§ **Exercise goal**:
Return every record verbatim.

- - -

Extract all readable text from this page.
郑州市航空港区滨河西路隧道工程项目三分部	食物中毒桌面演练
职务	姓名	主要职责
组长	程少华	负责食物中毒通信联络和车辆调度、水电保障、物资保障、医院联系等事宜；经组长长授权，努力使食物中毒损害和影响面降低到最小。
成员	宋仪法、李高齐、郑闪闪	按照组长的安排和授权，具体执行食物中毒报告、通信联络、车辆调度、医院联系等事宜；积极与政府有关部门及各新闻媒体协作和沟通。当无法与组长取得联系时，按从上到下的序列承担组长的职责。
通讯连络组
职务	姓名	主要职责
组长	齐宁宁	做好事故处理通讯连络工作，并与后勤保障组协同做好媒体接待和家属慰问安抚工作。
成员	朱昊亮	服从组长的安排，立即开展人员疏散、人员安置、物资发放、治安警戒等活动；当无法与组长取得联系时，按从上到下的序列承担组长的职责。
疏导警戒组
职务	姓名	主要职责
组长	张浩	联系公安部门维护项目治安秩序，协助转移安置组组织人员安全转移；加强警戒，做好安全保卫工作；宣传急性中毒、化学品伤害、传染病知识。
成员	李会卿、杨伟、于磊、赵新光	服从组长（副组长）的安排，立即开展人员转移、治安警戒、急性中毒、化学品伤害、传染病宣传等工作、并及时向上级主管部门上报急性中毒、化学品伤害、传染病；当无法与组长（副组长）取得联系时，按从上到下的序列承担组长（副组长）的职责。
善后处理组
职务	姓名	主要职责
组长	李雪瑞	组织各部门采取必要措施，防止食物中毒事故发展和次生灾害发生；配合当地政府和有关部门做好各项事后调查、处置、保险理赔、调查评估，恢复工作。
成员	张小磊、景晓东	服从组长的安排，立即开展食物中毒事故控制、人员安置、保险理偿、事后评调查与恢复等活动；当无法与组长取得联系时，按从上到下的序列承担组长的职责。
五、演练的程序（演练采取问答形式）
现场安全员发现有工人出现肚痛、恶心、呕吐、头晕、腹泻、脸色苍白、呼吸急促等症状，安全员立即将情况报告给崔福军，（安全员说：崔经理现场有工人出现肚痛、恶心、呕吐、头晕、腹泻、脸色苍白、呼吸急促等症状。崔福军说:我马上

- - -

§ **Problem solution**:
Extract all readable text from this page.
郑州市航空港区滨河西路隧道工程项目三分部	食物中毒桌面演练
职务	姓名	主要职责
组长	程少华	负责食物中毒通信联络和车辆调度、水电保障、物资保障、医院联系等事宜；经组长长授权，努力使食物中毒损害和影响面降低到最小。
成员	宋仪法、李高齐、郑闪闪	按照组长的安排和授权，具体执行食物中毒报告、通信联络、车辆调度、医院联系等事宜；积极与政府有关部门及各新闻媒体协作和沟通。当无法与组长取得联系时，按从上到下的序列承担组长的职责。
通讯连络组
职务	姓名	主要职责
组长	齐宁宁	做好事故处理通讯连络工作，并与后勤保障组协同做好媒体接待和家属慰问安抚工作。
成员	朱昊亮	服从组长的安排，立即开展人员疏散、人员安置、物资发放、治安警戒等活动；当无法与组长取得联系时，按从上到下的序列承担组长的职责。
疏导警戒组
职务	姓名	主要职责
组长	张浩	联系公安部门维护项目治安秩序，协助转移安置组组织人员安全转移；加强警戒，做好安全保卫工作；宣传急性中毒、化学品伤害、传染病知识。
成员	李会卿、杨伟、于磊、赵新光	服从组长（副组长）的安排，立即开展人员转移、治安警戒、急性中毒、化学品伤害、传染病宣传等工作、并及时向上级主管部门上报急性中毒、化学品伤害、传染病；当无法与组长（副组长）取得联系时，按从上到下的序列承担组长（副组长）的职责。
善后处理组
职务	姓名	主要职责
组长	李雪瑞	组织各部门采取必要措施，防止食物中毒事故发展和次生灾害发生；配合当地政府和有关部门做好各项事后调查、处置、保险理赔、调查评估，恢复工作。
成员	张小磊、景晓东	服从组长的安排，立即开展食物中毒事故控制、人员安置、保险理偿、事后评调查与恢复等活动；当无法与组长取得联系时，按从上到下的序列承担组长的职责。
五、演练的程序（演练采取问答形式）
现场安全员发现有工人出现肚痛、恶心、呕吐、头晕、腹泻、脸色苍白、呼吸急促等症状，安全员立即将情况报告给崔福军，（安全员说：崔经理现场有工人出现肚痛、恶心、呕吐、头晕、腹泻、脸色苍白、呼吸急促等症状。崔福军说:我马上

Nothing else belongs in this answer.